Put the material from its first line through the line containing "bar-para-hsa bbox=[1895, 1018, 1996, 1439]" into a JSON list of strings, one string per line, with blank lines left out.
# start of SUPPLIED RECORDS
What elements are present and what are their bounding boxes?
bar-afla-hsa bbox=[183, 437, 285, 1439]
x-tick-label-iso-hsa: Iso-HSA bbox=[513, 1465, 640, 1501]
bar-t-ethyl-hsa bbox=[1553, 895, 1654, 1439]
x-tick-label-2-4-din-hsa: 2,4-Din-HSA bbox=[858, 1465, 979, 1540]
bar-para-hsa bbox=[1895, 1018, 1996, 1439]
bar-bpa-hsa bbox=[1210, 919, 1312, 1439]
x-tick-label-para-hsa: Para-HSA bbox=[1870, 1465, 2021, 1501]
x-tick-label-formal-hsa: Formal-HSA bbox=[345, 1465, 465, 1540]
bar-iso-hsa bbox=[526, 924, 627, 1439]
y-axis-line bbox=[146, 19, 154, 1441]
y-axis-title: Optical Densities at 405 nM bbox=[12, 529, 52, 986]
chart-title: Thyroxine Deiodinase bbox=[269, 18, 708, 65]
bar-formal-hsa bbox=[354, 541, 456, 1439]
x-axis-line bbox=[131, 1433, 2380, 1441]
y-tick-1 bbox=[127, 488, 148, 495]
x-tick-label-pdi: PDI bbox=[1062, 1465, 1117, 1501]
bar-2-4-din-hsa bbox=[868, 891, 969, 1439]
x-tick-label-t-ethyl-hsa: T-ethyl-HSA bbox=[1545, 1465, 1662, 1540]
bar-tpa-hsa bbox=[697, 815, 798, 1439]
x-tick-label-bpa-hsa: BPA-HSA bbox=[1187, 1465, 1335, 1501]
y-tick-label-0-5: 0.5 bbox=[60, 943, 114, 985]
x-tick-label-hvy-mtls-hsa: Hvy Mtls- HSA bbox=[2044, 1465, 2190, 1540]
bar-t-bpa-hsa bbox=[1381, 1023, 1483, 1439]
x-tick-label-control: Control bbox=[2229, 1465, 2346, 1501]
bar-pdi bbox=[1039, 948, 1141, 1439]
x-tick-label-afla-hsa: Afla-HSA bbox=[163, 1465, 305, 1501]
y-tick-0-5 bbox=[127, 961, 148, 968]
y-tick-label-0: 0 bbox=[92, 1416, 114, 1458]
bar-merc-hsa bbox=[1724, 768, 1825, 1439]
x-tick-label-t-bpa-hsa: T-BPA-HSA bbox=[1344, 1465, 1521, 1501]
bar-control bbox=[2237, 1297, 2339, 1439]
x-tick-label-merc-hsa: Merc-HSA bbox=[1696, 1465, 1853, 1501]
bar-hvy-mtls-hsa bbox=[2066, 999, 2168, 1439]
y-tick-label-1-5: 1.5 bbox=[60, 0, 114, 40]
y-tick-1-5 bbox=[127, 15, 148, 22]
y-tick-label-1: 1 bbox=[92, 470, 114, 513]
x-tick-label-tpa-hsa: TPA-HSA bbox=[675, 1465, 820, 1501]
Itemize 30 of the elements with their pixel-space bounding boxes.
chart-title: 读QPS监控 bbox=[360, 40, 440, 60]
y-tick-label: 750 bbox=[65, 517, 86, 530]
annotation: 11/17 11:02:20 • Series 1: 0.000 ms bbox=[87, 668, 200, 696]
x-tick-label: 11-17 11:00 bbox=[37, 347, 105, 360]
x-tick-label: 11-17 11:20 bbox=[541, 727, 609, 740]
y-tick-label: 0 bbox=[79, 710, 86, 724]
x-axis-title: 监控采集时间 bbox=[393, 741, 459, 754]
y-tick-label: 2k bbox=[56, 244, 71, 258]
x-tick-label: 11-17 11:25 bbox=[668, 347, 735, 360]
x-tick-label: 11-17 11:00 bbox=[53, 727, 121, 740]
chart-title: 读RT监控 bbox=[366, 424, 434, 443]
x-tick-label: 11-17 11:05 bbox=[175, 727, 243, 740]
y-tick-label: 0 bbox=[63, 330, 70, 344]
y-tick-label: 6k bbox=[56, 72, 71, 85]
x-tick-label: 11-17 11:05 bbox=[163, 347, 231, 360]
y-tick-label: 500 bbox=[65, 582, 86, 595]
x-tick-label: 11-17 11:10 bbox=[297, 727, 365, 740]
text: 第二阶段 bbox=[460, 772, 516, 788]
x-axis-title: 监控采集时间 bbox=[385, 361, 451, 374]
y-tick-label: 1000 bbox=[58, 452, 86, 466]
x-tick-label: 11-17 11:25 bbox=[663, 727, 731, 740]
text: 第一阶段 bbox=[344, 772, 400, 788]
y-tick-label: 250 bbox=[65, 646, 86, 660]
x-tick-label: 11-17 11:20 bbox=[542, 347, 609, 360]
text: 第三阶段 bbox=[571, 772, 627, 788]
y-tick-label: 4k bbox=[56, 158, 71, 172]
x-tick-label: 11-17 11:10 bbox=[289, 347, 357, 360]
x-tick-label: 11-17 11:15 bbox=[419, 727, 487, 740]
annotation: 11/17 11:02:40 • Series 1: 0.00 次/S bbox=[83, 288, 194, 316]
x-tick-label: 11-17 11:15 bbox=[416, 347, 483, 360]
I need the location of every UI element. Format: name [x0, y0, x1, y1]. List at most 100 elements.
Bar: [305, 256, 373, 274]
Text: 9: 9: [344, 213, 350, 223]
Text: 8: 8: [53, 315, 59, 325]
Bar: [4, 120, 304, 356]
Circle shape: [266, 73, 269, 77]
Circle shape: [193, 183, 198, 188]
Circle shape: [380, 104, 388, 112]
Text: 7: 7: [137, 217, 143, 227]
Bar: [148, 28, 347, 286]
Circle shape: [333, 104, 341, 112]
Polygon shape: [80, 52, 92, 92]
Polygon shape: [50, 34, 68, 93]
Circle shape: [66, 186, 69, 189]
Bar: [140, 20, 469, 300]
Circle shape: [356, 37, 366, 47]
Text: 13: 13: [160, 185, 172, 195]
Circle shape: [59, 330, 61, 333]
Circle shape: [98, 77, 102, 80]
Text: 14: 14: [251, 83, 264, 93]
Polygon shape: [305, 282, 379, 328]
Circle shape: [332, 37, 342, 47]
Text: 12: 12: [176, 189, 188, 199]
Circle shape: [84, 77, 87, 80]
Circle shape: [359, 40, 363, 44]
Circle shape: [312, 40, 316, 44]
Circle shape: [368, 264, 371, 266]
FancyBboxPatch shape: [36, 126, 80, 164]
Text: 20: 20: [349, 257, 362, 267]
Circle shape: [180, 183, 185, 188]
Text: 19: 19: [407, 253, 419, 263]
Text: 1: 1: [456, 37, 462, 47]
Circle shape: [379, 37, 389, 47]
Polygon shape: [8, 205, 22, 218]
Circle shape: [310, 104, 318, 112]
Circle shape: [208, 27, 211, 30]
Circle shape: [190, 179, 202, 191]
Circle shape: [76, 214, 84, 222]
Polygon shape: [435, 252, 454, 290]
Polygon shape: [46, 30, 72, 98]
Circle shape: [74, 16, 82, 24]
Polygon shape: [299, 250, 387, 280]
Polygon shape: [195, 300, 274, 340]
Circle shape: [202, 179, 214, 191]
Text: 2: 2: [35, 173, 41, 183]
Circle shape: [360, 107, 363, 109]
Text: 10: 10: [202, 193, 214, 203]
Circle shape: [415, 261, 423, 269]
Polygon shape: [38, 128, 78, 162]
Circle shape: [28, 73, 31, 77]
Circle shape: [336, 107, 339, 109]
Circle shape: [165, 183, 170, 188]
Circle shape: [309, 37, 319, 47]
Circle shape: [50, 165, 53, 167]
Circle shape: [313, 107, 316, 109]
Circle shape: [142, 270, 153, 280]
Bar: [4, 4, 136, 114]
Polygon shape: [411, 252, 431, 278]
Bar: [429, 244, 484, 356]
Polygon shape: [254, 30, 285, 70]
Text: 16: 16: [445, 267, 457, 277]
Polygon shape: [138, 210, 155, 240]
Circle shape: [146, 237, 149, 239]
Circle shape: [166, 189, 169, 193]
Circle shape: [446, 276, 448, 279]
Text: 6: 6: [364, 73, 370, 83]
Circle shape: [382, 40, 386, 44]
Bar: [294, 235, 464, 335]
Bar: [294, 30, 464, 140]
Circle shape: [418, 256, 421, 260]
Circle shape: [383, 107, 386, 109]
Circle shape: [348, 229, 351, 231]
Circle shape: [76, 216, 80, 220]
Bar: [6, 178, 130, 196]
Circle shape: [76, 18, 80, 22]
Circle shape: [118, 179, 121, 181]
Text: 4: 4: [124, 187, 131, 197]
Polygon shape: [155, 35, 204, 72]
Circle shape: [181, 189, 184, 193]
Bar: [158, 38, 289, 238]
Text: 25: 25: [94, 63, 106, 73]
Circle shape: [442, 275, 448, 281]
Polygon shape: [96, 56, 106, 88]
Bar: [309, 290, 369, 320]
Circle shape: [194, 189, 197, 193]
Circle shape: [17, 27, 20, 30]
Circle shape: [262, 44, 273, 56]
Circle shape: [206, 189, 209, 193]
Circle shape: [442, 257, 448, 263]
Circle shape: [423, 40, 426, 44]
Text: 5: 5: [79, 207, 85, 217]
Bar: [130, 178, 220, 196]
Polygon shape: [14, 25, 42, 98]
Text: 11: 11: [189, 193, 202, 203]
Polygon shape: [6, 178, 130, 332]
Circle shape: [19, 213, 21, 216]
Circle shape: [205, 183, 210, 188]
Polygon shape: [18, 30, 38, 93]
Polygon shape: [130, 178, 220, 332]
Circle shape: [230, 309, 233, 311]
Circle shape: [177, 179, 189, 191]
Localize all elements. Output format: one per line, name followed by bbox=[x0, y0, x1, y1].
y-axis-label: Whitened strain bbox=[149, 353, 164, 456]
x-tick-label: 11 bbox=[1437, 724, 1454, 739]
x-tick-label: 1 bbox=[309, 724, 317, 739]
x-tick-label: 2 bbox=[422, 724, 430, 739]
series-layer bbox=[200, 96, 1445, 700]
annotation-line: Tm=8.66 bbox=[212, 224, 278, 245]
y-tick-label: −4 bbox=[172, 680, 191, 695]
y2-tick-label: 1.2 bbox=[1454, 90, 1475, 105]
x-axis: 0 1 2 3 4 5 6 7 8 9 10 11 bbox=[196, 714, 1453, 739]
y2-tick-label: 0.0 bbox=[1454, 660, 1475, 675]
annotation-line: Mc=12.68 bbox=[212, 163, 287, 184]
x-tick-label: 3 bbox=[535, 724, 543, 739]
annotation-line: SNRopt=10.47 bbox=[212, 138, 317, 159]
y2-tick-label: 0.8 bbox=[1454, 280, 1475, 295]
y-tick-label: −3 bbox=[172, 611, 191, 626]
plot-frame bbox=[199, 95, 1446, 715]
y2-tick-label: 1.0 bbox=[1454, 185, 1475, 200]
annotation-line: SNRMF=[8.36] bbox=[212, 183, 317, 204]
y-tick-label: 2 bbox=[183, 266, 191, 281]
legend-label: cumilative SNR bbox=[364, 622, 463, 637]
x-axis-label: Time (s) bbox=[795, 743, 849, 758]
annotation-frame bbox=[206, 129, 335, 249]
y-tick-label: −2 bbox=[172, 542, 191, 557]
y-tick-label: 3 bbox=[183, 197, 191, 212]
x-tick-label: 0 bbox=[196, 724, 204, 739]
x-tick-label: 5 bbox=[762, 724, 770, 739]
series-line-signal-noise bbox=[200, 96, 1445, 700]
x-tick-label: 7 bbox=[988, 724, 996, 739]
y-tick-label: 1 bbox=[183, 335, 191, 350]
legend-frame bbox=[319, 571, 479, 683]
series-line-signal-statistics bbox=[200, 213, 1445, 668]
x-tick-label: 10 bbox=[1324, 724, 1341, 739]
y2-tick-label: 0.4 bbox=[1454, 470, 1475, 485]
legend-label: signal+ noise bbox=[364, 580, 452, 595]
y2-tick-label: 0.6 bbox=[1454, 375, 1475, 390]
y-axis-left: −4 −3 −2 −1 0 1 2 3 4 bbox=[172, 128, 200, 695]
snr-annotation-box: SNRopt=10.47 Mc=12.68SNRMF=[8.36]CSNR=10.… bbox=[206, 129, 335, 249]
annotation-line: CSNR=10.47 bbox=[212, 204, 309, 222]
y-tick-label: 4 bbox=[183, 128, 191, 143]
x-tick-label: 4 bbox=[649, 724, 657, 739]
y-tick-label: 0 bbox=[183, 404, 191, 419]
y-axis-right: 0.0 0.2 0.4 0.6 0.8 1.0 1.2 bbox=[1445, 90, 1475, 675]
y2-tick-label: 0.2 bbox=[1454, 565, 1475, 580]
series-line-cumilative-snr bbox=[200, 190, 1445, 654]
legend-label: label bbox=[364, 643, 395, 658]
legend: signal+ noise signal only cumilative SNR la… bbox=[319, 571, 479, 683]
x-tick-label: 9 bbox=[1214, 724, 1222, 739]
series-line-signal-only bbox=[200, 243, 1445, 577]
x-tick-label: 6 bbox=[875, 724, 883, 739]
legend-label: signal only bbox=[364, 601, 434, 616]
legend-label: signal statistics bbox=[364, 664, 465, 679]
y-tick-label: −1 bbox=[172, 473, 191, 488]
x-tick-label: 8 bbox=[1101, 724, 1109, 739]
# end of SUPPLIED RECORDS
*RIGHT ANSWER*
[
  "What elements are present and what are their bounding boxes?",
  "bar-afla-hsa bbox=[183, 437, 285, 1439]",
  "x-tick-label-iso-hsa: Iso-HSA bbox=[513, 1465, 640, 1501]",
  "bar-t-ethyl-hsa bbox=[1553, 895, 1654, 1439]",
  "x-tick-label-2-4-din-hsa: 2,4-Din-HSA bbox=[858, 1465, 979, 1540]",
  "bar-para-hsa bbox=[1895, 1018, 1996, 1439]"
]